## [WORK TO COMPLETE]
Find every line in the records that holds the string "What". Copy each one.

## [Stored entries]
--------
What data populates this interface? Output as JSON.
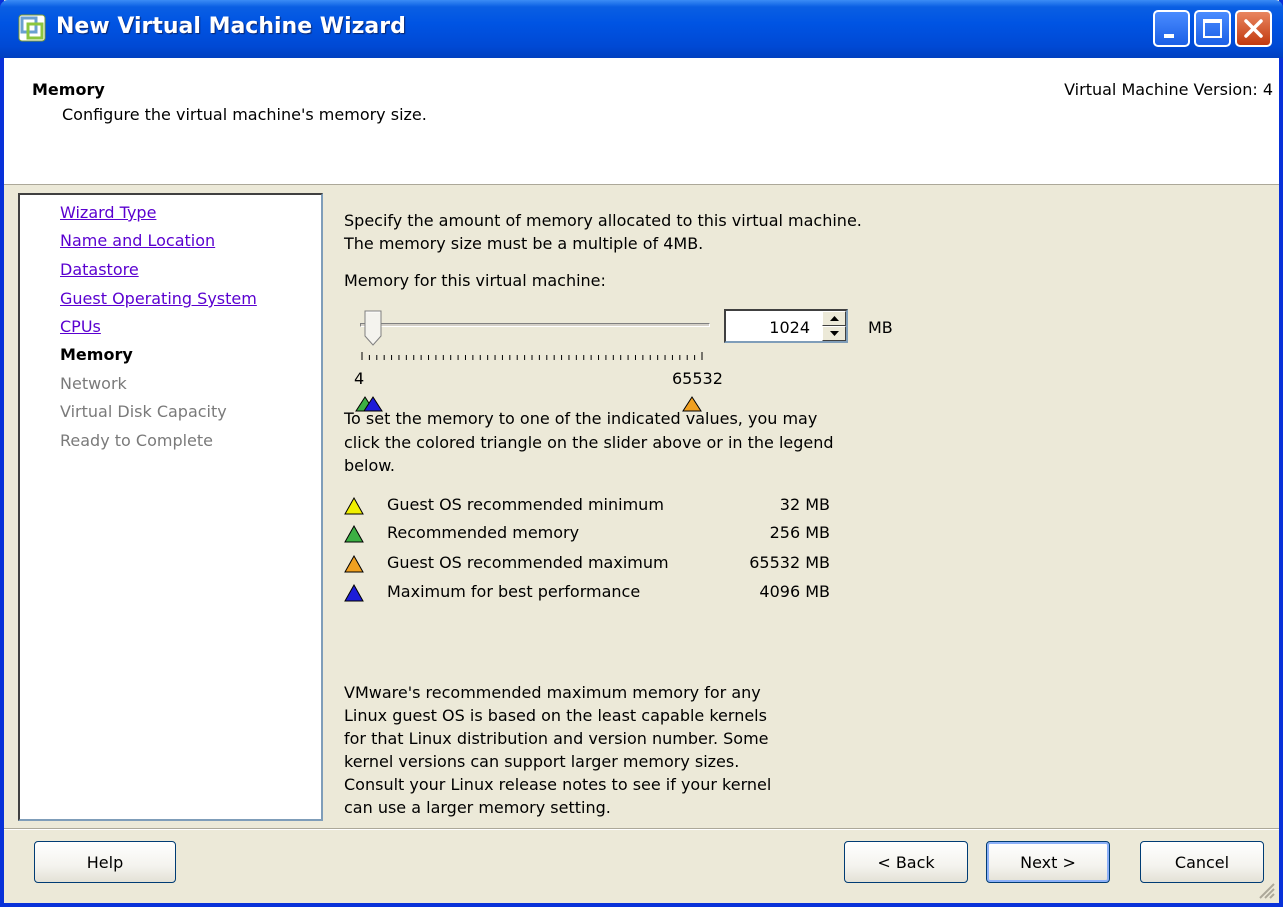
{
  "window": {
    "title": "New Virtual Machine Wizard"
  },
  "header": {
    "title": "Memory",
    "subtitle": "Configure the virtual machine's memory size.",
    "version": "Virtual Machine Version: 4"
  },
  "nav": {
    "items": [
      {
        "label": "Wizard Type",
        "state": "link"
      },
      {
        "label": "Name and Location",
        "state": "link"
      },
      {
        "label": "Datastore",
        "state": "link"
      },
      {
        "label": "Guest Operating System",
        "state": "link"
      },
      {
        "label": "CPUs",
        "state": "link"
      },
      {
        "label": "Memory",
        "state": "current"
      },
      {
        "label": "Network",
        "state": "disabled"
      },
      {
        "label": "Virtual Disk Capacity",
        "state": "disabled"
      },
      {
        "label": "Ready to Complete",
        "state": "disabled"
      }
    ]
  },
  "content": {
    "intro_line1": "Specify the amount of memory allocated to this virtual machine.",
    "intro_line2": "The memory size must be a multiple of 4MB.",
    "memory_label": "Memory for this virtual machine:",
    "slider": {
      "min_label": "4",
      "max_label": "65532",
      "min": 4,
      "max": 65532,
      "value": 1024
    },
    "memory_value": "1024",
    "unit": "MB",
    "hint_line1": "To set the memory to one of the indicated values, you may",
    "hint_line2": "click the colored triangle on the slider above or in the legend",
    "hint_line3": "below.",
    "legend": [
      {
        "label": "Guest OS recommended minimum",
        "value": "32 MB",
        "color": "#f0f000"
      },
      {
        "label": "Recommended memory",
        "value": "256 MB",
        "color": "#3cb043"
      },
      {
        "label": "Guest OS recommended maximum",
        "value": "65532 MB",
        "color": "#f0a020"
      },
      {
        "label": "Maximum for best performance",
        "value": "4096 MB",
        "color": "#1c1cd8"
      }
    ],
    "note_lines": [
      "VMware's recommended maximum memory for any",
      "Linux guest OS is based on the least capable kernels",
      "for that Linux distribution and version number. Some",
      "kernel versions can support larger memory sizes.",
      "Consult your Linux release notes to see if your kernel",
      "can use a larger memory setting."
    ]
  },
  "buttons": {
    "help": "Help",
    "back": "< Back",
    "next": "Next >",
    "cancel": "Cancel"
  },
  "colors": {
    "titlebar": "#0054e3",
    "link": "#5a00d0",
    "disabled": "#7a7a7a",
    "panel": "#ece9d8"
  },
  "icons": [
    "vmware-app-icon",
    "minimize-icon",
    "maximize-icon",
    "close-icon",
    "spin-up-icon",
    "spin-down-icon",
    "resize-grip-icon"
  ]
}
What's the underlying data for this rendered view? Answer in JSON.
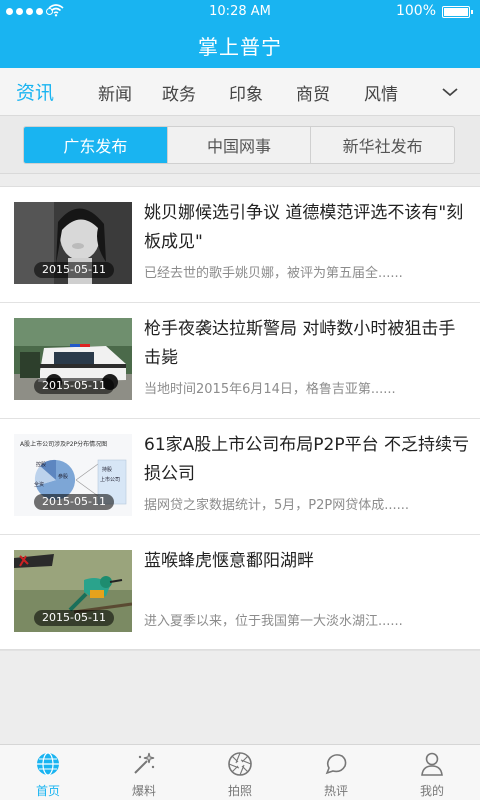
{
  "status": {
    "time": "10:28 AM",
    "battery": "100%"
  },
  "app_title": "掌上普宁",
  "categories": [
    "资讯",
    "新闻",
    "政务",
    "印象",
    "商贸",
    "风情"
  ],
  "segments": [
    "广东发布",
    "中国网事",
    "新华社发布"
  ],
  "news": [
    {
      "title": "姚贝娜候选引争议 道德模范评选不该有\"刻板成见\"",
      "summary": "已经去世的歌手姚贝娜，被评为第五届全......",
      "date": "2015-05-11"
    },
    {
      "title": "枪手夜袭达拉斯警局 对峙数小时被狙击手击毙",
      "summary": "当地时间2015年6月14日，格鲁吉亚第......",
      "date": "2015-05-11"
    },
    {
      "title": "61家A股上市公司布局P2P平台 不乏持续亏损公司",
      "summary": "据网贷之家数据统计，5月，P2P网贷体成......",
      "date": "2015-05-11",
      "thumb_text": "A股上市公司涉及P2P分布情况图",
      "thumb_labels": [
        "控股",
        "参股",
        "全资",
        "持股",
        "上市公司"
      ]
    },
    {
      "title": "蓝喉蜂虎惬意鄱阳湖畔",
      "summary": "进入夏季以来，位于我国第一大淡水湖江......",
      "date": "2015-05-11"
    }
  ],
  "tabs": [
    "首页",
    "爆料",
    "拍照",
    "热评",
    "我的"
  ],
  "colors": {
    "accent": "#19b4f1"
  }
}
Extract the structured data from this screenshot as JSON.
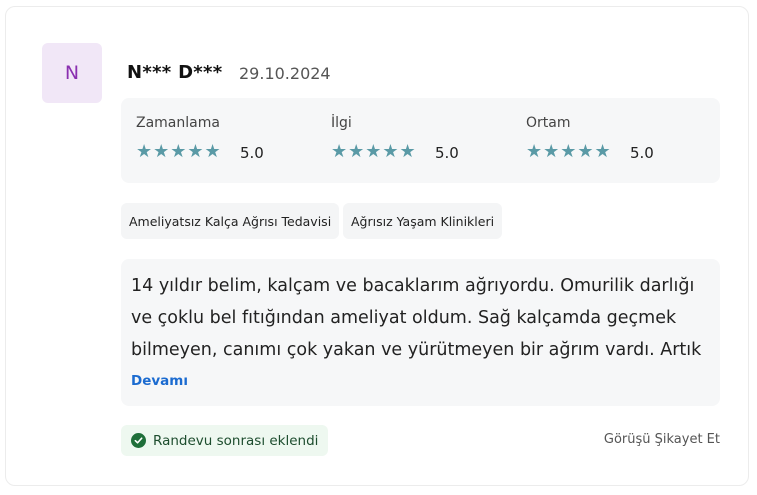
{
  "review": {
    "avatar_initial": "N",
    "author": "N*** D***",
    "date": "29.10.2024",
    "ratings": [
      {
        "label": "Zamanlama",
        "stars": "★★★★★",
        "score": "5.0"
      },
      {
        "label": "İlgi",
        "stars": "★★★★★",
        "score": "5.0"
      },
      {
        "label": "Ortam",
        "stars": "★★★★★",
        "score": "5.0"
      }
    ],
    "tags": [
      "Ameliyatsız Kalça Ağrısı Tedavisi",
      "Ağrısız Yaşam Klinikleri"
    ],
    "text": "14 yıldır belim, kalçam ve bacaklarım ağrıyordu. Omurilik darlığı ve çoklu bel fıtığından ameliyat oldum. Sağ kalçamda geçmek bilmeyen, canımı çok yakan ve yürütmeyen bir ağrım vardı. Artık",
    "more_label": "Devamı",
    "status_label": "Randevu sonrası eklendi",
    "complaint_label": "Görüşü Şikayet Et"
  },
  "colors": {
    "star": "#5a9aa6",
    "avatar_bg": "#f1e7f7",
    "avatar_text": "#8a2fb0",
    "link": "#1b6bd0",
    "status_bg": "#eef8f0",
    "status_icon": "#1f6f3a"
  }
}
--------
## [COMPLETE RESPONSE]
What data populates this interface? Output as JSON.
What's the underlying data for this rendered view? Answer in JSON.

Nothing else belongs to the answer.